*WRITTEN INSTRUCTION*. Your task is to repeat the entries exactly. Leave the pictures out.

*PROVIDED DATA*.
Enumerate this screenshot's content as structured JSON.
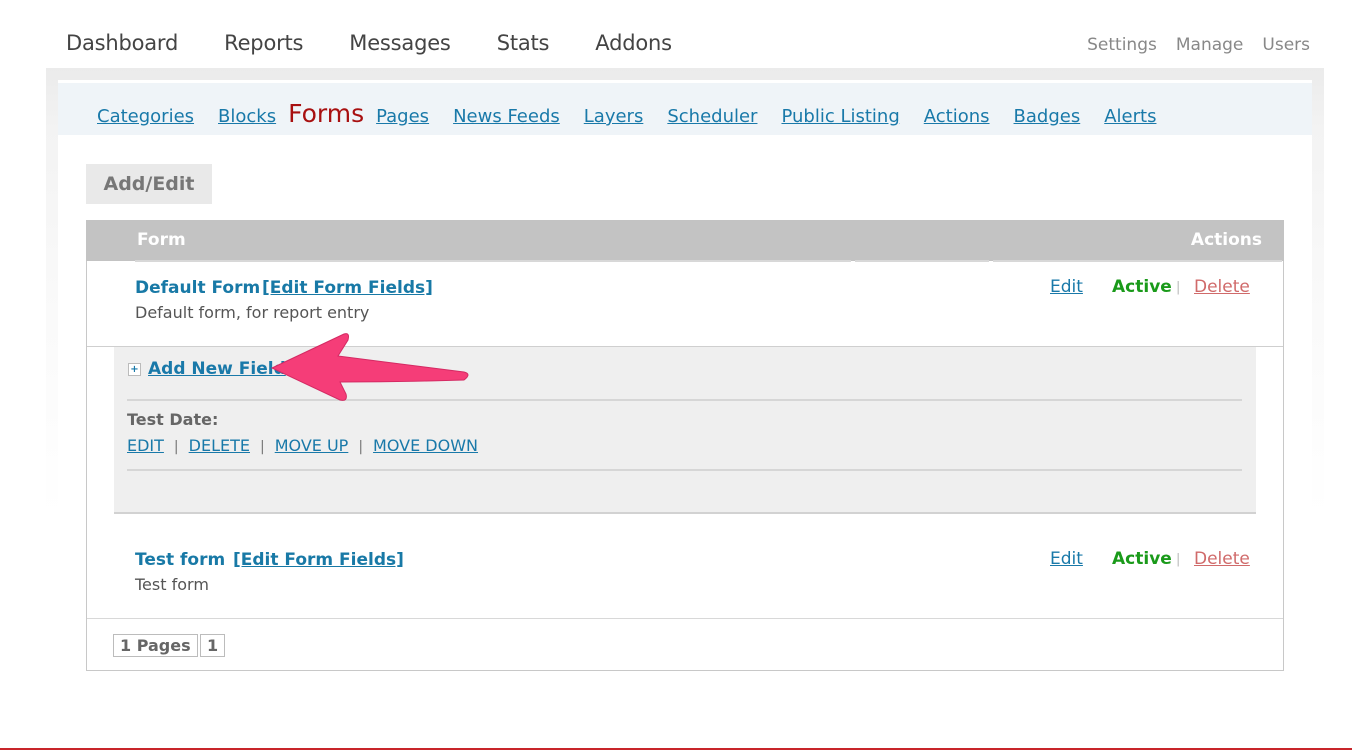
{
  "main_nav": [
    "Dashboard",
    "Reports",
    "Messages",
    "Stats",
    "Addons"
  ],
  "side_nav": [
    "Settings",
    "Manage",
    "Users"
  ],
  "sub_nav": {
    "before": [
      "Categories",
      "Blocks"
    ],
    "current": "Forms",
    "after": [
      "Pages",
      "News Feeds",
      "Layers",
      "Scheduler",
      "Public Listing",
      "Actions",
      "Badges",
      "Alerts"
    ]
  },
  "tab_label": "Add/Edit",
  "table": {
    "header_form": "Form",
    "header_actions": "Actions",
    "rows": [
      {
        "title": "Default Form",
        "edit_fields": "[Edit Form Fields]",
        "description": "Default form, for report entry",
        "edit": "Edit",
        "status": "Active",
        "separator": "|",
        "delete": "Delete"
      },
      {
        "title": "Test form",
        "edit_fields": "[Edit Form Fields]",
        "description": "Test form",
        "edit": "Edit",
        "status": "Active",
        "separator": "|",
        "delete": "Delete"
      }
    ]
  },
  "field_panel": {
    "add_field": "Add New Field",
    "plus": "+",
    "field_name": "Test Date:",
    "actions": [
      "EDIT",
      "DELETE",
      "MOVE UP",
      "MOVE DOWN"
    ],
    "pipe": "|"
  },
  "pagination": {
    "pages_label": "1 Pages",
    "current_page": "1"
  },
  "colors": {
    "link": "#1979a9",
    "current_tab": "#a81010",
    "active": "#1a9a1a",
    "delete": "#d06a6a",
    "annotation_arrow": "#f53d78"
  }
}
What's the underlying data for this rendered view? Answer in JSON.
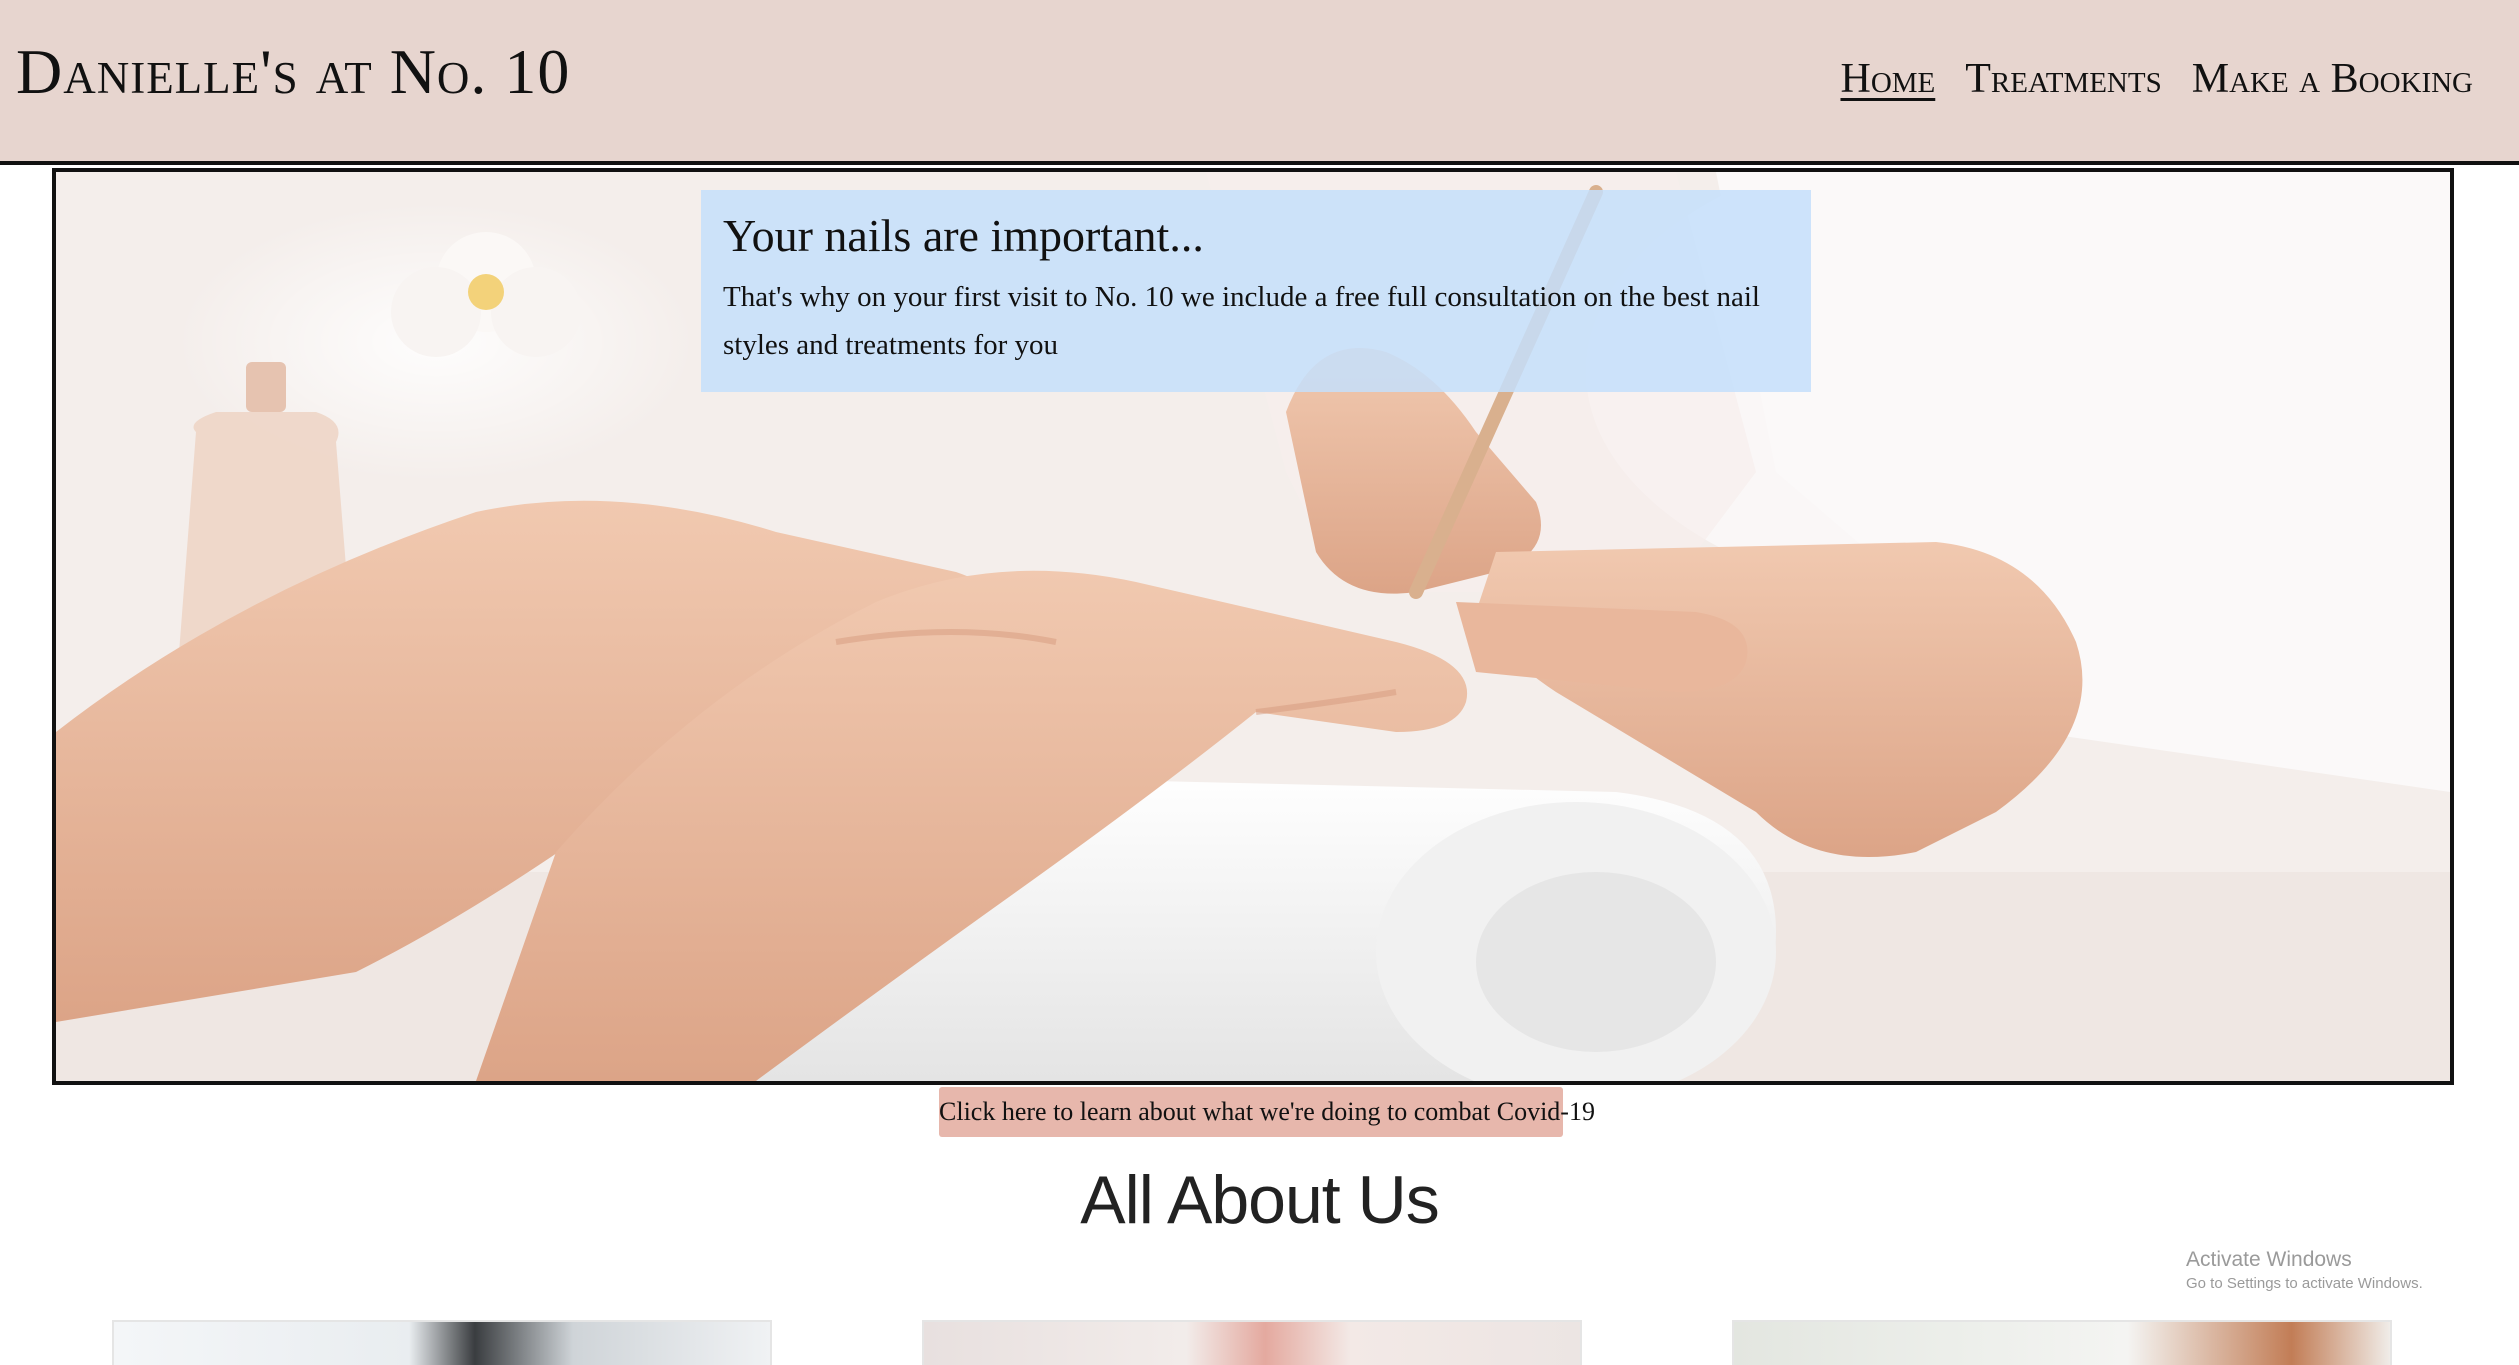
{
  "header": {
    "brand": "Danielle's at No. 10",
    "nav": [
      {
        "label": "Home",
        "active": true
      },
      {
        "label": "Treatments",
        "active": false
      },
      {
        "label": "Make a Booking",
        "active": false
      }
    ],
    "background_color": "#e7d5cf"
  },
  "hero": {
    "image_subject": "manicure-photo",
    "caption_title": "Your nails are important...",
    "caption_text": "That's why on your first visit to No. 10 we include a free full consultation on the best nail styles and treatments for you",
    "caption_bg_color": "#c4dffc"
  },
  "covid_button": {
    "label": "Click here to learn about what we're doing to combat Covid-19",
    "color": "#e7b7ac"
  },
  "about": {
    "heading": "All About Us",
    "cards": [
      {
        "image_subject": "salon-photo-1"
      },
      {
        "image_subject": "salon-photo-2"
      },
      {
        "image_subject": "salon-photo-3"
      }
    ]
  },
  "system_watermark": {
    "line1": "Activate Windows",
    "line2": "Go to Settings to activate Windows."
  }
}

*ANSWER TO THE PROBLEM*.
Enumerate this screenshot's content as structured JSON.
{
  "main_nav": [
    "Dashboard",
    "Reports",
    "Messages",
    "Stats",
    "Addons"
  ],
  "side_nav": [
    "Settings",
    "Manage",
    "Users"
  ],
  "sub_nav": {
    "before": [
      "Categories",
      "Blocks"
    ],
    "current": "Forms",
    "after": [
      "Pages",
      "News Feeds",
      "Layers",
      "Scheduler",
      "Public Listing",
      "Actions",
      "Badges",
      "Alerts"
    ]
  },
  "tab_label": "Add/Edit",
  "table": {
    "header_form": "Form",
    "header_actions": "Actions",
    "rows": [
      {
        "title": "Default Form",
        "edit_fields": "[Edit Form Fields]",
        "description": "Default form, for report entry",
        "edit": "Edit",
        "status": "Active",
        "separator": "|",
        "delete": "Delete"
      },
      {
        "title": "Test form",
        "edit_fields": "[Edit Form Fields]",
        "description": "Test form",
        "edit": "Edit",
        "status": "Active",
        "separator": "|",
        "delete": "Delete"
      }
    ]
  },
  "field_panel": {
    "add_field": "Add New Field",
    "plus": "+",
    "field_name": "Test Date:",
    "actions": [
      "EDIT",
      "DELETE",
      "MOVE UP",
      "MOVE DOWN"
    ],
    "pipe": "|"
  },
  "pagination": {
    "pages_label": "1 Pages",
    "current_page": "1"
  },
  "colors": {
    "link": "#1979a9",
    "current_tab": "#a81010",
    "active": "#1a9a1a",
    "delete": "#d06a6a",
    "annotation_arrow": "#f53d78"
  }
}
What's the underlying data for this rendered view? Answer in JSON.
{
  "header": {
    "brand": "Danielle's at No. 10",
    "nav": [
      {
        "label": "Home",
        "active": true
      },
      {
        "label": "Treatments",
        "active": false
      },
      {
        "label": "Make a Booking",
        "active": false
      }
    ],
    "background_color": "#e7d5cf"
  },
  "hero": {
    "image_subject": "manicure-photo",
    "caption_title": "Your nails are important...",
    "caption_text": "That's why on your first visit to No. 10 we include a free full consultation on the best nail styles and treatments for you",
    "caption_bg_color": "#c4dffc"
  },
  "covid_button": {
    "label": "Click here to learn about what we're doing to combat Covid-19",
    "color": "#e7b7ac"
  },
  "about": {
    "heading": "All About Us",
    "cards": [
      {
        "image_subject": "salon-photo-1"
      },
      {
        "image_subject": "salon-photo-2"
      },
      {
        "image_subject": "salon-photo-3"
      }
    ]
  },
  "system_watermark": {
    "line1": "Activate Windows",
    "line2": "Go to Settings to activate Windows."
  }
}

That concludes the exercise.